(Items from a dataset)

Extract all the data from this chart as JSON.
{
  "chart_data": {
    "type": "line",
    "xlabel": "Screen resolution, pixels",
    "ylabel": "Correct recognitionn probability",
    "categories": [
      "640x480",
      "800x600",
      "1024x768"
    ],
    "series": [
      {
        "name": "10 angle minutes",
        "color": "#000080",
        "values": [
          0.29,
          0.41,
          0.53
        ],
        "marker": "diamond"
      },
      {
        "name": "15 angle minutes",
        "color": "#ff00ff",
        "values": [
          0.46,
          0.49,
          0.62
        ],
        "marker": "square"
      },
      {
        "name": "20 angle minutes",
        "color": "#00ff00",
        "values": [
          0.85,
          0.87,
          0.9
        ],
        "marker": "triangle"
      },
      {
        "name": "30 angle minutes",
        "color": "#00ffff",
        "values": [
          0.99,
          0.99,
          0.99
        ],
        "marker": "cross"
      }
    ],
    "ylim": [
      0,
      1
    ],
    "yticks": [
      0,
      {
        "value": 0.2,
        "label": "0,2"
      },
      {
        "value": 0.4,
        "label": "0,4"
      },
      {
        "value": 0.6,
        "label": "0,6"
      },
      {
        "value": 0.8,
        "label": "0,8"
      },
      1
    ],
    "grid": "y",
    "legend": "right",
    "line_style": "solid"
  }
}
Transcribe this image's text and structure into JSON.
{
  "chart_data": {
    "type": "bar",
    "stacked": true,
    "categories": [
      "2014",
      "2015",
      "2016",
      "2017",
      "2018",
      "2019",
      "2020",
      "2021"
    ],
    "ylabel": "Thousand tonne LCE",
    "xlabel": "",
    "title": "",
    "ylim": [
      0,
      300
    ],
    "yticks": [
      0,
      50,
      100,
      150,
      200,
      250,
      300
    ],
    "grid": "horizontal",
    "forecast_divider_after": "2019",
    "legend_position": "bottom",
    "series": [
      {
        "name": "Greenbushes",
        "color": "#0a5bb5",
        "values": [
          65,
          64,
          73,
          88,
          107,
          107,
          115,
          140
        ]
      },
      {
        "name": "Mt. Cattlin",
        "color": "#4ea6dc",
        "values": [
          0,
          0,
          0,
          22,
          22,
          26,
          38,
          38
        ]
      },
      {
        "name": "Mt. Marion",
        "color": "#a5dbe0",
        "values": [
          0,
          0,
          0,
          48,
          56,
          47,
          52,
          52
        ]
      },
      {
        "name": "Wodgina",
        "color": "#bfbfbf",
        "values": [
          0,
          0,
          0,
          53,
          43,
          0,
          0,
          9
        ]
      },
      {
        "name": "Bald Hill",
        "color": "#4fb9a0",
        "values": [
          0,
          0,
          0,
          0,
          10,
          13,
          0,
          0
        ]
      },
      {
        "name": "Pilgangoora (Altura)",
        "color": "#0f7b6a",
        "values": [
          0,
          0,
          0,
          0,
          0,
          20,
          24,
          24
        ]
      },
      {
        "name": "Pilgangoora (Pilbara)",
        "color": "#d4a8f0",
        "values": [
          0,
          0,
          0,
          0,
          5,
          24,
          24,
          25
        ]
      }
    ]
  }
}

[SET TASK]:
From the listing above, reproduce all the lines exactly.

[EXERCISE ANSWER]:
Extract all the data from this chart as JSON.
{
  "chart_data": {
    "type": "line",
    "xlabel": "Screen resolution, pixels",
    "ylabel": "Correct recognitionn probability",
    "categories": [
      "640x480",
      "800x600",
      "1024x768"
    ],
    "series": [
      {
        "name": "10 angle minutes",
        "color": "#000080",
        "values": [
          0.29,
          0.41,
          0.53
        ],
        "marker": "diamond"
      },
      {
        "name": "15 angle minutes",
        "color": "#ff00ff",
        "values": [
          0.46,
          0.49,
          0.62
        ],
        "marker": "square"
      },
      {
        "name": "20 angle minutes",
        "color": "#00ff00",
        "values": [
          0.85,
          0.87,
          0.9
        ],
        "marker": "triangle"
      },
      {
        "name": "30 angle minutes",
        "color": "#00ffff",
        "values": [
          0.99,
          0.99,
          0.99
        ],
        "marker": "cross"
      }
    ],
    "ylim": [
      0,
      1
    ],
    "yticks": [
      0,
      {
        "value": 0.2,
        "label": "0,2"
      },
      {
        "value": 0.4,
        "label": "0,4"
      },
      {
        "value": 0.6,
        "label": "0,6"
      },
      {
        "value": 0.8,
        "label": "0,8"
      },
      1
    ],
    "grid": "y",
    "legend": "right",
    "line_style": "solid"
  }
}
Transcribe this image's text and structure into JSON.
{
  "chart_data": {
    "type": "bar",
    "stacked": true,
    "categories": [
      "2014",
      "2015",
      "2016",
      "2017",
      "2018",
      "2019",
      "2020",
      "2021"
    ],
    "ylabel": "Thousand tonne LCE",
    "xlabel": "",
    "title": "",
    "ylim": [
      0,
      300
    ],
    "yticks": [
      0,
      50,
      100,
      150,
      200,
      250,
      300
    ],
    "grid": "horizontal",
    "forecast_divider_after": "2019",
    "legend_position": "bottom",
    "series": [
      {
        "name": "Greenbushes",
        "color": "#0a5bb5",
        "values": [
          65,
          64,
          73,
          88,
          107,
          107,
          115,
          140
        ]
      },
      {
        "name": "Mt. Cattlin",
        "color": "#4ea6dc",
        "values": [
          0,
          0,
          0,
          22,
          22,
          26,
          38,
          38
        ]
      },
      {
        "name": "Mt. Marion",
        "color": "#a5dbe0",
        "values": [
          0,
          0,
          0,
          48,
          56,
          47,
          52,
          52
        ]
      },
      {
        "name": "Wodgina",
        "color": "#bfbfbf",
        "values": [
          0,
          0,
          0,
          53,
          43,
          0,
          0,
          9
        ]
      },
      {
        "name": "Bald Hill",
        "color": "#4fb9a0",
        "values": [
          0,
          0,
          0,
          0,
          10,
          13,
          0,
          0
        ]
      },
      {
        "name": "Pilgangoora (Altura)",
        "color": "#0f7b6a",
        "values": [
          0,
          0,
          0,
          0,
          0,
          20,
          24,
          24
        ]
      },
      {
        "name": "Pilgangoora (Pilbara)",
        "color": "#d4a8f0",
        "values": [
          0,
          0,
          0,
          0,
          5,
          24,
          24,
          25
        ]
      }
    ]
  }
}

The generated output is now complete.